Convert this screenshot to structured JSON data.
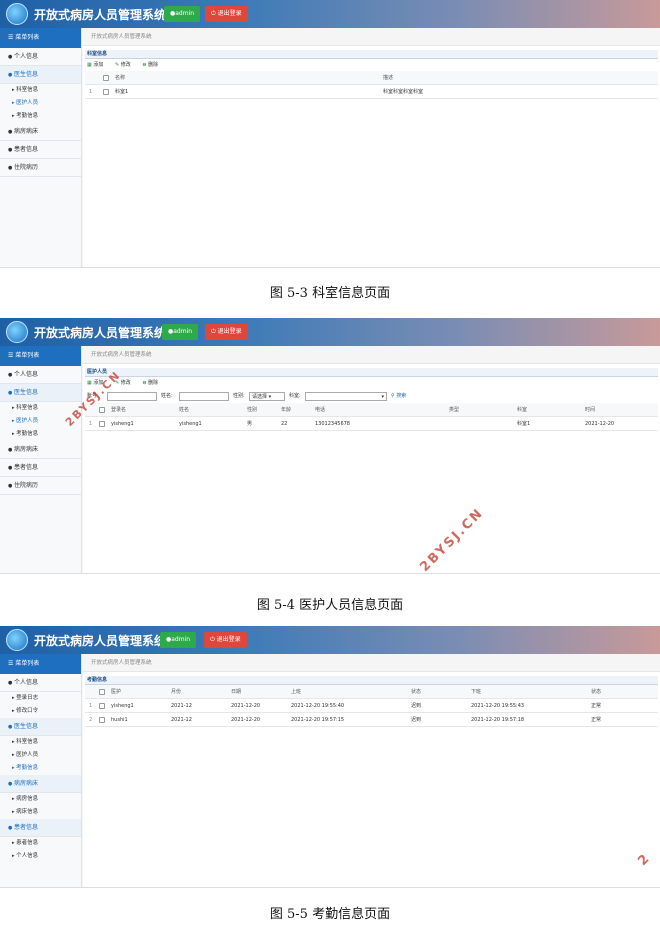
{
  "app": {
    "title": "开放式病房人员管理系统",
    "admin_label": "admin",
    "logout_label": "退出登录",
    "menu_title": "菜单列表",
    "breadcrumb": "开放式病房人员管理系统"
  },
  "sidebar": {
    "s1": [
      {
        "label": "个人信息",
        "type": "sec"
      },
      {
        "label": "医生信息",
        "type": "sec-blue"
      },
      {
        "label": "科室信息",
        "type": "item"
      },
      {
        "label": "医护人员",
        "type": "item-active"
      },
      {
        "label": "考勤信息",
        "type": "item"
      },
      {
        "label": "病房病床",
        "type": "sec"
      },
      {
        "label": "患者信息",
        "type": "sec"
      },
      {
        "label": "住院病历",
        "type": "sec"
      }
    ],
    "s2": [
      {
        "label": "个人信息",
        "type": "sec"
      },
      {
        "label": "医生信息",
        "type": "sec-blue"
      },
      {
        "label": "科室信息",
        "type": "item"
      },
      {
        "label": "医护人员",
        "type": "item-active"
      },
      {
        "label": "考勤信息",
        "type": "item"
      },
      {
        "label": "病房病床",
        "type": "sec"
      },
      {
        "label": "患者信息",
        "type": "sec"
      },
      {
        "label": "住院病历",
        "type": "sec"
      }
    ],
    "s3": [
      {
        "label": "个人信息",
        "type": "sec"
      },
      {
        "label": "登录日志",
        "type": "item"
      },
      {
        "label": "修改口令",
        "type": "item"
      },
      {
        "label": "医生信息",
        "type": "sec-blue"
      },
      {
        "label": "科室信息",
        "type": "item"
      },
      {
        "label": "医护人员",
        "type": "item"
      },
      {
        "label": "考勤信息",
        "type": "item-active"
      },
      {
        "label": "病房病床",
        "type": "sec-blue"
      },
      {
        "label": "病房信息",
        "type": "item"
      },
      {
        "label": "病床信息",
        "type": "item"
      },
      {
        "label": "患者信息",
        "type": "sec-blue"
      },
      {
        "label": "患者信息",
        "type": "item"
      },
      {
        "label": "个人信息",
        "type": "item"
      }
    ]
  },
  "toolbar": {
    "add": "添加",
    "edit": "修改",
    "delete": "删除"
  },
  "section1": {
    "panel_title": "科室信息",
    "columns": [
      "名称",
      "描述"
    ],
    "rows": [
      {
        "num": "1",
        "name": "科室1",
        "desc": "科室科室科室科室"
      }
    ],
    "caption": "图 5-3 科室信息页面"
  },
  "section2": {
    "panel_title": "医护人员",
    "search": {
      "account_label": "账号:",
      "name_label": "姓名:",
      "gender_label": "性别:",
      "gender_value": "请选择",
      "dept_label": "科室:",
      "search_btn": "搜索"
    },
    "columns": [
      "登录名",
      "姓名",
      "性别",
      "年龄",
      "电话",
      "类型",
      "科室",
      "时间"
    ],
    "rows": [
      {
        "num": "1",
        "login": "yisheng1",
        "name": "yisheng1",
        "gender": "男",
        "age": "22",
        "phone": "13012345678",
        "type": "",
        "dept": "科室1",
        "time": "2021-12-20"
      }
    ],
    "caption": "图 5-4 医护人员信息页面"
  },
  "section3": {
    "panel_title": "考勤信息",
    "columns": [
      "医护",
      "月份",
      "日期",
      "上班",
      "状态",
      "下班",
      "状态"
    ],
    "rows": [
      {
        "num": "1",
        "staff": "yisheng1",
        "month": "2021-12",
        "date": "2021-12-20",
        "on": "2021-12-20 19:55:40",
        "on_status": "迟到",
        "off": "2021-12-20 19:55:43",
        "off_status": "正常"
      },
      {
        "num": "2",
        "staff": "hushi1",
        "month": "2021-12",
        "date": "2021-12-20",
        "on": "2021-12-20 19:57:15",
        "on_status": "迟到",
        "off": "2021-12-20 19:57:18",
        "off_status": "正常"
      }
    ],
    "caption": "图 5-5 考勤信息页面"
  },
  "watermarks": {
    "w1": "2BYSJ.CN",
    "w2": "2BYSJ.CN",
    "w3": "2"
  }
}
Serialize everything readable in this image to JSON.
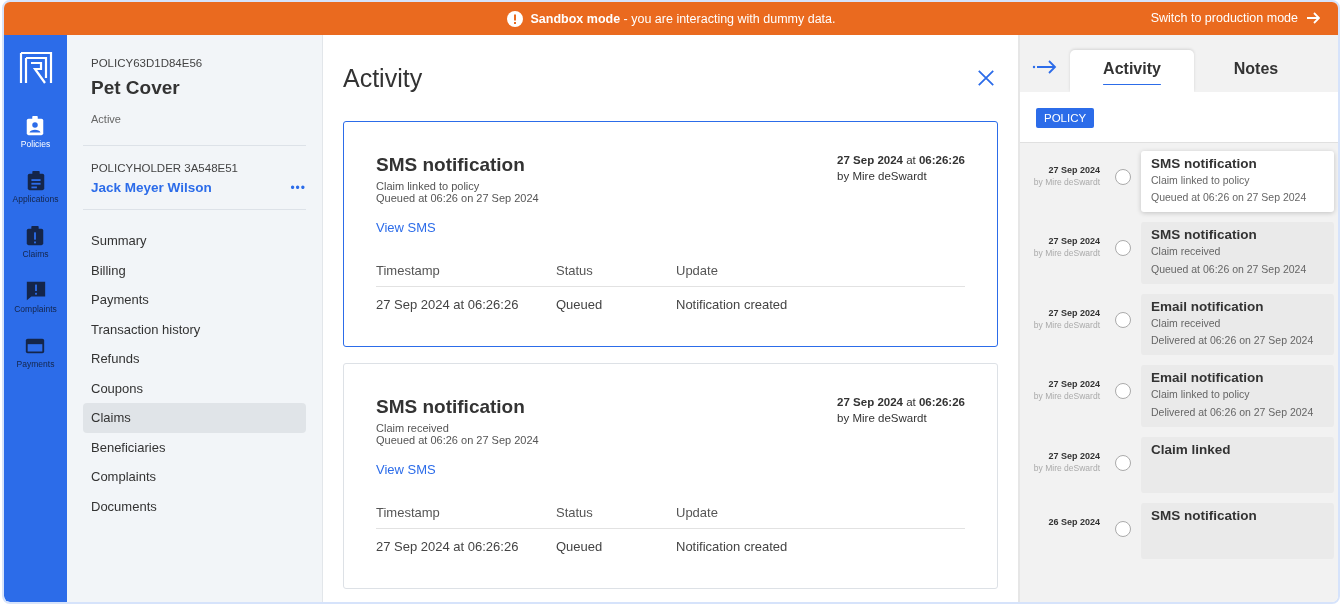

============

Return the entries unchanged, save for the pictures, which do not belong in the copy.

Convert this screenshot to structured JSON data.
{
  "app": {
    "title": "开放式病房人员管理系统",
    "admin_label": "admin",
    "logout_label": "退出登录",
    "menu_title": "菜单列表",
    "breadcrumb": "开放式病房人员管理系统"
  },
  "sidebar": {
    "s1": [
      {
        "label": "个人信息",
        "type": "sec"
      },
      {
        "label": "医生信息",
        "type": "sec-blue"
      },
      {
        "label": "科室信息",
        "type": "item"
      },
      {
        "label": "医护人员",
        "type": "item-active"
      },
      {
        "label": "考勤信息",
        "type": "item"
      },
      {
        "label": "病房病床",
        "type": "sec"
      },
      {
        "label": "患者信息",
        "type": "sec"
      },
      {
        "label": "住院病历",
        "type": "sec"
      }
    ],
    "s2": [
      {
        "label": "个人信息",
        "type": "sec"
      },
      {
        "label": "医生信息",
        "type": "sec-blue"
      },
      {
        "label": "科室信息",
        "type": "item"
      },
      {
        "label": "医护人员",
        "type": "item-active"
      },
      {
        "label": "考勤信息",
        "type": "item"
      },
      {
        "label": "病房病床",
        "type": "sec"
      },
      {
        "label": "患者信息",
        "type": "sec"
      },
      {
        "label": "住院病历",
        "type": "sec"
      }
    ],
    "s3": [
      {
        "label": "个人信息",
        "type": "sec"
      },
      {
        "label": "登录日志",
        "type": "item"
      },
      {
        "label": "修改口令",
        "type": "item"
      },
      {
        "label": "医生信息",
        "type": "sec-blue"
      },
      {
        "label": "科室信息",
        "type": "item"
      },
      {
        "label": "医护人员",
        "type": "item"
      },
      {
        "label": "考勤信息",
        "type": "item-active"
      },
      {
        "label": "病房病床",
        "type": "sec-blue"
      },
      {
        "label": "病房信息",
        "type": "item"
      },
      {
        "label": "病床信息",
        "type": "item"
      },
      {
        "label": "患者信息",
        "type": "sec-blue"
      },
      {
        "label": "患者信息",
        "type": "item"
      },
      {
        "label": "个人信息",
        "type": "item"
      }
    ]
  },
  "toolbar": {
    "add": "添加",
    "edit": "修改",
    "delete": "删除"
  },
  "section1": {
    "panel_title": "科室信息",
    "columns": [
      "名称",
      "描述"
    ],
    "rows": [
      {
        "num": "1",
        "name": "科室1",
        "desc": "科室科室科室科室"
      }
    ],
    "caption": "图 5-3 科室信息页面"
  },
  "section2": {
    "panel_title": "医护人员",
    "search": {
      "account_label": "账号:",
      "name_label": "姓名:",
      "gender_label": "性别:",
      "gender_value": "请选择",
      "dept_label": "科室:",
      "search_btn": "搜索"
    },
    "columns": [
      "登录名",
      "姓名",
      "性别",
      "年龄",
      "电话",
      "类型",
      "科室",
      "时间"
    ],
    "rows": [
      {
        "num": "1",
        "login": "yisheng1",
        "name": "yisheng1",
        "gender": "男",
        "age": "22",
        "phone": "13012345678",
        "type": "",
        "dept": "科室1",
        "time": "2021-12-20"
      }
    ],
    "caption": "图 5-4 医护人员信息页面"
  },
  "section3": {
    "panel_title": "考勤信息",
    "columns": [
      "医护",
      "月份",
      "日期",
      "上班",
      "状态",
      "下班",
      "状态"
    ],
    "rows": [
      {
        "num": "1",
        "staff": "yisheng1",
        "month": "2021-12",
        "date": "2021-12-20",
        "on": "2021-12-20 19:55:40",
        "on_status": "迟到",
        "off": "2021-12-20 19:55:43",
        "off_status": "正常"
      },
      {
        "num": "2",
        "staff": "hushi1",
        "month": "2021-12",
        "date": "2021-12-20",
        "on": "2021-12-20 19:57:15",
        "on_status": "迟到",
        "off": "2021-12-20 19:57:18",
        "off_status": "正常"
      }
    ],
    "caption": "图 5-5 考勤信息页面"
  },
  "watermarks": {
    "w1": "2BYSJ.CN",
    "w2": "2BYSJ.CN",
    "w3": "2"
  }
}
Serialize everything readable in this image to JSON.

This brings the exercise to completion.